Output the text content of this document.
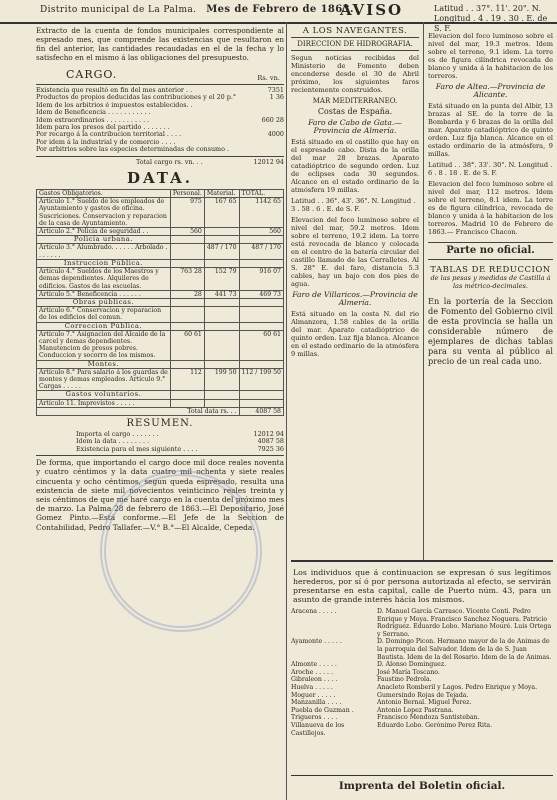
Distrito municipal de La Palma. Mes de Febrero de 1863.
AVISO	Latitud . . 37°. 11'. 20". N.
Longitud . 4 . 19 . 30 . E. de S. F.

Extracto de la cuenta de fondos municipales correspondiente al espresado mes, que comprende las existencias que resultaron en fin del anterior, las cantidades recaudadas en el de la fecha y lo satisfecho en el mismo á las obligaciones del presupuesto.

CARGO.	Rs. vn.
Existencia que resultó en fin del mes anterior . .	7351
Productos de propios deducidas las contribuciones y el 20 p.°	1 36
Idem de los arbitrios é impuestos establecidos. .
Idem de Beneficencia . . . . . . . . . . .
Idem extraordinarios . . . . . . . . . . .	660 28
Idem para los presos del partido . . . . . . .
Por recargo á la contribucion territorial . . . .	4000
Por idem á la industrial y de comercio . . . .
Por arbitrios sobre las especies determinadas de consumo .
Total cargo rs. vn. . .	12012 94
DATA.
Gastos Obligatorios.	Personal.	Material.	TOTAL.
Artículo 1.° Sueldo de los empleados de Ayuntamiento y gastos de oficina. Suscriciones. Conservacion y reparacion de la casa de Ayuntamiento.	975	167 65	1142 65
Artículo 2.° Policía de seguridad . .	560		560
Policía urbana.			
Artículo 3.° Alumbrado. . . . . . Arbolado . . . . . . .		487 / 170	487 / 170
Instruccion Pública.			
Artículo 4.° Sueldos de los Maestros y demas dependientes. Alquileres de edificios. Gastos de las escuelas.	763 28	152 79	916 07
Artículo 5.° Beneficencia . . . . . .	28	441 73	469 73
Obras públicas.			
Artículo 6.° Conservacion y reparacion de los edificios del comun.			
Correccion Pública.			
Artículo 7.° Asignacion del Alcaide de la carcel y demas dependientes. Manutencion de presos pobres. Conduccion y socorro de los mismos.	60 61		60 61
Montes.			
Artículo 8.° Para salario á los guardas de montes y demas empleados. Artículo 9.° Cargas . . . . .	112	199 50	112 / 199 50
Gastos voluntarios.			
Artículo 11. Imprevistos . . . . .			
Total data rs. . .			4087 58
RESUMEN.
Importa el cargo . . . . . . .	12012 94
Idem la data . . . . . . . .	4087 58
Existencia para el mes siguiente . . . .	7925 36

De forma, que importando el cargo doce mil doce reales noventa y cuatro céntimos y la data cuatro mil ochenta y siete reales cincuenta y ocho céntimos, segun queda espresado, resulta una existencia de siete mil novecientos veinticinco reales treinta y seis céntimos de que me haré cargo en la cuenta del próximo mes de marzo. La Palma 28 de febrero de 1863.—El Depositario, José Gomez Pinto.—Está conforme.—El Jefe de la Seccion de Contabilidad, Pedro Tallafer.—V.° B.°—El Alcalde, Cepeda.

A LOS NAVEGANTES.
DIRECCION DE HIDROGRAFIA.

Segun noticias recibidas del Ministerio de Fomento deben encenderse desde el 30 de Abril próximo, los siguientes faros recientemente construidos.

MAR MEDITERRANEO.
Costas de España.
Faro de Cabo de Gata.—Provincia de Almería.

Está situado en el castillo que hay en el espresado cabo. Dista de la orilla del mar 28 brazas. Aparato catadióptrico de segundo orden. Luz de eclipses cada 30 segundos. Alcance en el estado ordinario de la atmósfera 19 millas.

Latitud . . 36°. 43'. 36". N. Longitud . 3 . 58 . 6 . E. de S. F.

Elevacion del foco luminoso sobre el nivel del mar, 59.2 metros. Idem sobre el terreno, 19.2 idem. La torre está revocada de blanco y colocada en el centro de la batería circular del castillo llamado de las Cerralletes. Al S. 28° E. del faro, distancia 5.3 cables, hay un bajo con dos pies de agua.

Faro de Villaricos.—Provincia de Almería.

Está situado en la costa N. del rio Almanzora, 1.58 cables de la orilla del mar. Aparato catadióptrico de quinto orden. Luz fija blanca. Alcance en el estado ordinario de la atmósfera 9 millas.

Elevacion del foco luminoso sobre el nivel del mar, 19.3 metros. Idem sobre el terreno, 9.1 idem. La torre es de figura cilíndrica revocada de blanco y unida á la habitacion de los torreros.

Faro de Altea.—Provincia de Alicante.

Está situado en la punta del Albir, 13 brazas al SE. de la torre de la Bombarda y 6 brazas de la orilla del mar. Aparato catadióptrico de quinto orden. Luz fija blanca. Alcance en el estado ordinario de la atmósfera, 9 millas.

Latitud . . 38°. 33'. 30". N. Longitud . 6 . 8 . 18 . E. de S. F.

Elevacion del foco luminoso sobre el nivel del mar, 112 metros. Idem sobre el terreno, 8.1 idem. La torre es de figura cilíndrica, revocada de blanco y unida á la habitacion de los torreros. Madrid 10 de Febrero de 1863.— Francisco Chacon.

Parte no oficial.
TABLAS DE REDUCCION
de las pesas y medidas de Castilla á las métrico-decimales.

En la portería de la Seccion de Fomento del Gobierno civil de esta provincia se halla un considerable número de ejemplares de dichas tablas para su venta al público al precio de un real cada uno.

Los individuos que á continuacion se expresan ó sus legítimos herederos, por sí ó por persona autorizada al efecto, se servirán presentarse en esta capital, calle de Puerto núm. 43, para un asunto de grande interés hácia los mismos.

Aracena . . . . .	D. Manuel García Carrasco. Vicente Conti. Pedro Enrique y Moya. Francisco Sanchez Noguera. Patricio Rodriguez. Eduardo Lobo. Mariano Mouré. Luis Ortega y Serrano.
Ayamonte . . . . .	D. Domingo Picon. Hermano mayor de la de Animas de la parroquia del Salvador. Idem de la de S. Juan Bautista. Idem de la del Rosario. Idem de la de Animas.
Almonte . . . . .	D. Alonso Dominguez.
Aroche . . . . .	José María Toscano.
Gibraleon . . . .	Faustino Pedrola.
Huelva . . . . .	Anacleto Romberil y Lagos. Pedro Enrique y Moya.
Moguer . . . . .	Gumersindo Rojas de Tejada.
Manzanilla . . . .	Antonio Bernal. Miguel Perez.
Puebla de Guzman .	Antonio Lopez Pastrana.
Trigueros . . . .	Francisco Mendoza Santisteban.
Villanueva de los Castillejos.
Eduardo Lobo. Gerónimo Perez Rita.
Imprenta del Boletin oficial.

What you will do: Scan the material and collect every line that contains "Enrique".

Output:
Aracena . . . . .	D. Manuel García Carrasco. Vicente Conti. Pedro Enrique y Moya. Francisco Sanchez Noguera. Patricio Rodriguez. Eduardo Lobo. Mariano Mouré. Luis Ortega y Serrano.
Huelva . . . . .	Anacleto Romberil y Lagos. Pedro Enrique y Moya.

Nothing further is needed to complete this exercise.